====== Extracted information
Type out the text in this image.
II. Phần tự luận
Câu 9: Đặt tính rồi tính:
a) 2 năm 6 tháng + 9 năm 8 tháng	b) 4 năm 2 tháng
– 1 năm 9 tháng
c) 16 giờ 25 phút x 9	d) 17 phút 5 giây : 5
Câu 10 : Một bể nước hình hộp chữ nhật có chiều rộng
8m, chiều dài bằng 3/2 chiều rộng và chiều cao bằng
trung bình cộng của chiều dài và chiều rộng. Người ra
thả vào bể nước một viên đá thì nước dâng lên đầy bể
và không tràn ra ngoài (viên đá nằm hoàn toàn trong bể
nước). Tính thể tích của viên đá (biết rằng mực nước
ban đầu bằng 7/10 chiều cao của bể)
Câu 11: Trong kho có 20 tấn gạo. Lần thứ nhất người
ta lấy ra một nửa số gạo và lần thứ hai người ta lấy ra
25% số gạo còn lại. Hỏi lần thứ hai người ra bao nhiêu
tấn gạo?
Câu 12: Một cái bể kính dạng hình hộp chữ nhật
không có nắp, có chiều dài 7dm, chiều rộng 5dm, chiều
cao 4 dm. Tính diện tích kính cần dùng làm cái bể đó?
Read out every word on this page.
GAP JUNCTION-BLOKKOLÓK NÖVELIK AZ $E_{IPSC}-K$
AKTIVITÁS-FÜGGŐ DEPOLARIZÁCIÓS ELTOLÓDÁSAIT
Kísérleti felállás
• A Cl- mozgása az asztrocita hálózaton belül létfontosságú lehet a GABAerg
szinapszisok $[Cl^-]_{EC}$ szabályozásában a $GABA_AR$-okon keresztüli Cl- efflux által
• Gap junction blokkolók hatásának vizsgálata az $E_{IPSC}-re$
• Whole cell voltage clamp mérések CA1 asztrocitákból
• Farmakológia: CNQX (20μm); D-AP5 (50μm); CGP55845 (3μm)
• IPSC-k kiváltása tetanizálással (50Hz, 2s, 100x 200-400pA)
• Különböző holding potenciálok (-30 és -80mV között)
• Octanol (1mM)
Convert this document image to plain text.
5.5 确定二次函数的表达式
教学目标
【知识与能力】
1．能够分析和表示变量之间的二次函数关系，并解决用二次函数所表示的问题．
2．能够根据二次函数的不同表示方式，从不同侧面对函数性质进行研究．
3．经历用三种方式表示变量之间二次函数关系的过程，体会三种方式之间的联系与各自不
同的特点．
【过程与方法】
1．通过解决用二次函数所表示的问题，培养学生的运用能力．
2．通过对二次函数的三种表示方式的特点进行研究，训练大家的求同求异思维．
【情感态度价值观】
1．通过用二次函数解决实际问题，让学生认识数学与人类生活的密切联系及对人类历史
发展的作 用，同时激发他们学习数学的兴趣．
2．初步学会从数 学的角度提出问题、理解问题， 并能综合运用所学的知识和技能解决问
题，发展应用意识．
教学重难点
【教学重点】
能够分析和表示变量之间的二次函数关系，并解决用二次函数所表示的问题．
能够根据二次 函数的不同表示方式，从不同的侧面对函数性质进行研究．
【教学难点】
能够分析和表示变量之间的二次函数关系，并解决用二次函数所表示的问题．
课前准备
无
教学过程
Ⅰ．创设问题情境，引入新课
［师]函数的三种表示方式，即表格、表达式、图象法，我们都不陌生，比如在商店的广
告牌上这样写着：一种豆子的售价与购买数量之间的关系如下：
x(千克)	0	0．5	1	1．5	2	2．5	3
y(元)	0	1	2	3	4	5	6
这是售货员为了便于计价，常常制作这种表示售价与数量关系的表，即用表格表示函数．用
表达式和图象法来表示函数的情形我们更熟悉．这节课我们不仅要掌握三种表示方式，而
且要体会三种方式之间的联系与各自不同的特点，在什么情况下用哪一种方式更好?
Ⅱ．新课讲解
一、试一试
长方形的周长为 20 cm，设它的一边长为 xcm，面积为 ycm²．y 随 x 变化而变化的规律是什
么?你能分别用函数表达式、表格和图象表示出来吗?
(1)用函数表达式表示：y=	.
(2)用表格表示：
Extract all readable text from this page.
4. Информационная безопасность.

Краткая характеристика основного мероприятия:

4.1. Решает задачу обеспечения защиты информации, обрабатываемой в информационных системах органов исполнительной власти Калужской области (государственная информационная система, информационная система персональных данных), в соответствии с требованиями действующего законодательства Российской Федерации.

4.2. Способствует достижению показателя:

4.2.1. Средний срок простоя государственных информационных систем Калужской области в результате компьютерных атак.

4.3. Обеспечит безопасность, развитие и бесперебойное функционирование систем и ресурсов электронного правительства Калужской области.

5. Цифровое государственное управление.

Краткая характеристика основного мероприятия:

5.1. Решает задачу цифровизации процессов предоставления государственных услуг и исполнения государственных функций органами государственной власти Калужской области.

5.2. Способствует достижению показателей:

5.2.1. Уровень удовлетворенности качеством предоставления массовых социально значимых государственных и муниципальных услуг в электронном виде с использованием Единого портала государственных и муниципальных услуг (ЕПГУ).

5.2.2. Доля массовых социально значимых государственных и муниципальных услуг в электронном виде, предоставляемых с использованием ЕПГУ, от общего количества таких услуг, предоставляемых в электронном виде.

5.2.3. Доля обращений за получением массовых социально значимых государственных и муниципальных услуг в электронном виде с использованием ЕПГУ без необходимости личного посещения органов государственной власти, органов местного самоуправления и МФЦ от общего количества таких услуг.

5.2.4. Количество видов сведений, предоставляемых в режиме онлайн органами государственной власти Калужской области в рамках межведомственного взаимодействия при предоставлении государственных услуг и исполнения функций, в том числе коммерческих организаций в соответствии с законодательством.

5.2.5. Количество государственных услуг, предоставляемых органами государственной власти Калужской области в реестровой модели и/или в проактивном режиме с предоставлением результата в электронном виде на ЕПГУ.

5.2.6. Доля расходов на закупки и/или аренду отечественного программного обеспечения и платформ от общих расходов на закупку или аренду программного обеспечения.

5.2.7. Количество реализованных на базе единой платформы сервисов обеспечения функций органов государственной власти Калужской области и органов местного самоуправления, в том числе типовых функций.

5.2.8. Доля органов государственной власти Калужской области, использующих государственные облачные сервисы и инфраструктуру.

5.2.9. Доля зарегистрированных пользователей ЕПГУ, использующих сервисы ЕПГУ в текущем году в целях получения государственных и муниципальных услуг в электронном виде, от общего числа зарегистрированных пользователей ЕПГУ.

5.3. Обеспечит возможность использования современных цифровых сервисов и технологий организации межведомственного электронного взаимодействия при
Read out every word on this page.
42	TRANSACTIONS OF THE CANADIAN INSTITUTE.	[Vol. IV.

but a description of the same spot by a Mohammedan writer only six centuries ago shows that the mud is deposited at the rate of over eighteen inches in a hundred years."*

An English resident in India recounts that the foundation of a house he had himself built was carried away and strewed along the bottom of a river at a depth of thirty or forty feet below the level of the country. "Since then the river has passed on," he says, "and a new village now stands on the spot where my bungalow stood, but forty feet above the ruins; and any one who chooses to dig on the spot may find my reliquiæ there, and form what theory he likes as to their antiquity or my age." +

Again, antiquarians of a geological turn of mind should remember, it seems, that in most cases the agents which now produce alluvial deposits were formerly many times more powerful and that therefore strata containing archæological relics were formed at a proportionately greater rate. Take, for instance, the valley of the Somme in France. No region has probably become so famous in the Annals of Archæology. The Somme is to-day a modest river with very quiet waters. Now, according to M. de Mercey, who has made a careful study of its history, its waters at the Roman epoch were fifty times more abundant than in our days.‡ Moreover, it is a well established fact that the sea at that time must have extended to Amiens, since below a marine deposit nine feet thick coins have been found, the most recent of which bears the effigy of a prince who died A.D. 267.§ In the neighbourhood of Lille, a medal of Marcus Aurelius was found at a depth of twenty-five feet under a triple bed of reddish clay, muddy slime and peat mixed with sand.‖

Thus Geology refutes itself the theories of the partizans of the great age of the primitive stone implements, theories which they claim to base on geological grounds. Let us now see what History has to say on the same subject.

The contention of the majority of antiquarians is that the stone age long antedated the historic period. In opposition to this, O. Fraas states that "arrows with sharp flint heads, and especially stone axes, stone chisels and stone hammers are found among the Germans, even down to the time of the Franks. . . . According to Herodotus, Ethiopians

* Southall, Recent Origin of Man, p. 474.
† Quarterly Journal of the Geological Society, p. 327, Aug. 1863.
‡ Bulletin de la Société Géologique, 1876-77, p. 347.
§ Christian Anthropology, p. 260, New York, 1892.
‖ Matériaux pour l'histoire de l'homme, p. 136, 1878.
============
» **Exercise task**
Go through the entries above and count the lines containing the word "spot"; give only that count.

» **The completed task**
2